> PROBLEM DETAILS
Show all lines holding "name".

> GIVEN RECORDS
++++++++++
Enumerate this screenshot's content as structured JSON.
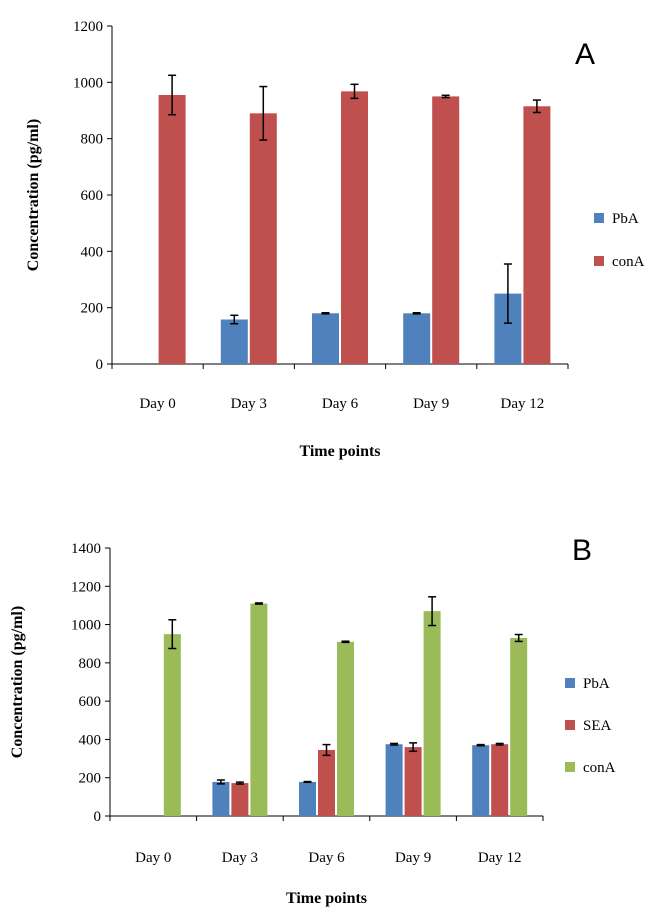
{
  "chart_data": [
    {
      "type": "bar",
      "panel_label": "A",
      "xlabel": "Time points",
      "ylabel": "Concentration (pg/ml)",
      "ylim": [
        0,
        1200
      ],
      "yticks": [
        0,
        200,
        400,
        600,
        800,
        1000,
        1200
      ],
      "categories": [
        "Day 0",
        "Day 3",
        "Day 6",
        "Day 9",
        "Day 12"
      ],
      "legend_position": "right",
      "grid": false,
      "series": [
        {
          "name": "PbA",
          "color": "#4F81BD",
          "values": [
            null,
            158,
            180,
            180,
            250
          ],
          "errors": [
            null,
            15,
            2,
            2,
            105
          ]
        },
        {
          "name": "conA",
          "color": "#C0504D",
          "values": [
            955,
            890,
            968,
            950,
            915
          ],
          "errors": [
            70,
            95,
            25,
            4,
            22
          ]
        }
      ]
    },
    {
      "type": "bar",
      "panel_label": "B",
      "xlabel": "Time points",
      "ylabel": "Concentration (pg/ml)",
      "ylim": [
        0,
        1400
      ],
      "yticks": [
        0,
        200,
        400,
        600,
        800,
        1000,
        1200,
        1400
      ],
      "categories": [
        "Day 0",
        "Day 3",
        "Day 6",
        "Day 9",
        "Day 12"
      ],
      "legend_position": "right",
      "grid": false,
      "series": [
        {
          "name": "PbA",
          "color": "#4F81BD",
          "values": [
            null,
            178,
            178,
            375,
            370
          ],
          "errors": [
            null,
            10,
            2,
            4,
            3
          ]
        },
        {
          "name": "SEA",
          "color": "#C0504D",
          "values": [
            null,
            172,
            345,
            360,
            375
          ],
          "errors": [
            null,
            5,
            28,
            22,
            4
          ]
        },
        {
          "name": "conA",
          "color": "#9BBB59",
          "values": [
            950,
            1110,
            910,
            1070,
            930
          ],
          "errors": [
            75,
            3,
            3,
            75,
            18
          ]
        }
      ]
    }
  ]
}
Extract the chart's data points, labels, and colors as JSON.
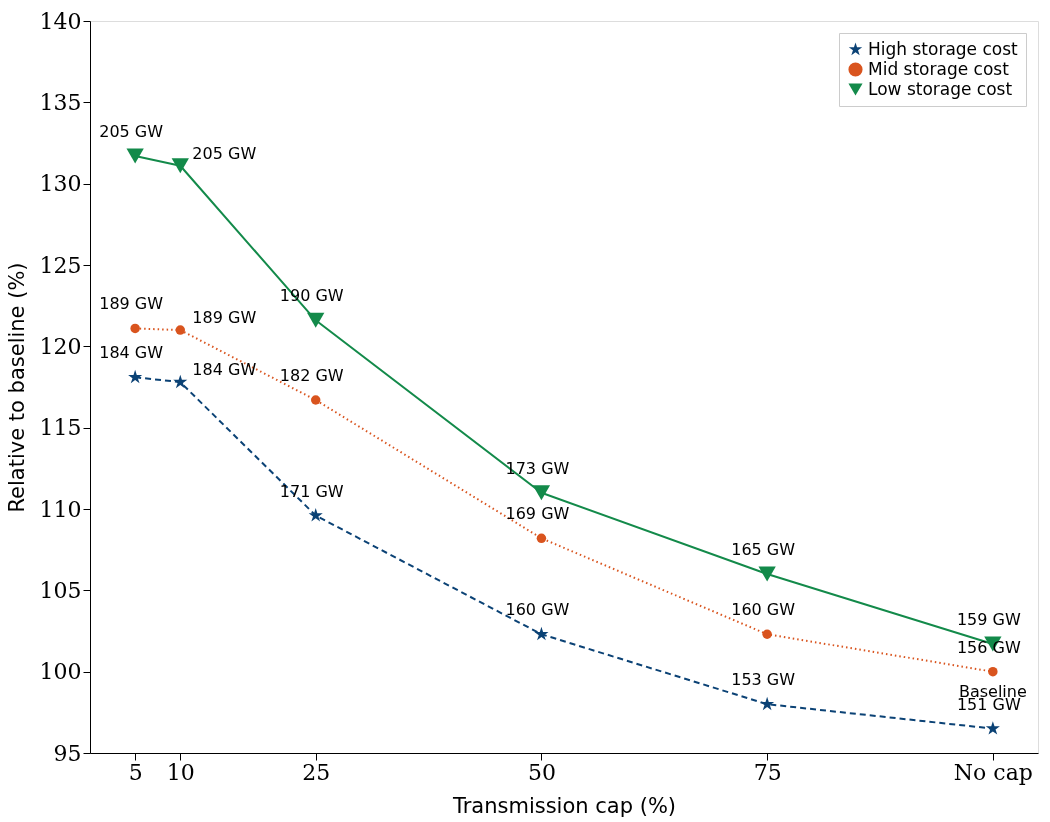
{
  "chart_data": {
    "type": "line",
    "xlabel": "Transmission cap (%)",
    "ylabel": "Relative to baseline (%)",
    "x": [
      5,
      10,
      25,
      50,
      75,
      100
    ],
    "xlim": [
      0,
      105
    ],
    "xticks": [
      5,
      10,
      25,
      50,
      75,
      {
        "value": 100,
        "label": "No cap"
      }
    ],
    "ylim": [
      95,
      140
    ],
    "yticks": [
      95,
      100,
      105,
      110,
      115,
      120,
      125,
      130,
      135,
      140
    ],
    "grid": false,
    "legend": "top right",
    "series": [
      {
        "name": "High storage cost",
        "color": "#0b4275",
        "marker": "star",
        "line_style": "dashed",
        "values": [
          118.1,
          117.8,
          109.6,
          102.3,
          98.0,
          96.5
        ]
      },
      {
        "name": "Mid storage cost",
        "color": "#d9541e",
        "marker": "circle",
        "line_style": "dotted",
        "values": [
          121.1,
          121.0,
          116.7,
          108.2,
          102.3,
          100.0
        ]
      },
      {
        "name": "Low storage cost",
        "color": "#138a4a",
        "marker": "triangle-down",
        "line_style": "solid",
        "values": [
          131.7,
          131.1,
          121.6,
          111.0,
          106.0,
          101.7
        ]
      }
    ],
    "annotations": [
      {
        "text": "184 GW",
        "x": 5,
        "y": 118.1
      },
      {
        "text": "184 GW",
        "x": 10,
        "y": 117.8
      },
      {
        "text": "171 GW",
        "x": 25,
        "y": 109.6
      },
      {
        "text": "160 GW",
        "x": 50,
        "y": 102.3
      },
      {
        "text": "153 GW",
        "x": 75,
        "y": 98.0
      },
      {
        "text": "151 GW",
        "x": 100,
        "y": 96.5
      },
      {
        "text": "189 GW",
        "x": 5,
        "y": 121.1
      },
      {
        "text": "189 GW",
        "x": 10,
        "y": 121.0
      },
      {
        "text": "182 GW",
        "x": 25,
        "y": 116.7
      },
      {
        "text": "169 GW",
        "x": 50,
        "y": 108.2
      },
      {
        "text": "160 GW",
        "x": 75,
        "y": 102.3
      },
      {
        "text": "156 GW",
        "x": 100,
        "y": 100.0
      },
      {
        "text": "Baseline",
        "x": 100,
        "y": 100.0
      },
      {
        "text": "205 GW",
        "x": 5,
        "y": 131.7
      },
      {
        "text": "205 GW",
        "x": 10,
        "y": 131.1
      },
      {
        "text": "190 GW",
        "x": 25,
        "y": 121.6
      },
      {
        "text": "173 GW",
        "x": 50,
        "y": 111.0
      },
      {
        "text": "165 GW",
        "x": 75,
        "y": 106.0
      },
      {
        "text": "159 GW",
        "x": 100,
        "y": 101.7
      }
    ]
  }
}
++++++++++
> WRITTEN REPLY
          "name": "PbA",
          "name": "conA",
          "name": "PbA",
          "name": "SEA",
          "name": "conA",
        "name": "High storage cost",
        "name": "Mid storage cost",
        "name": "Low storage cost",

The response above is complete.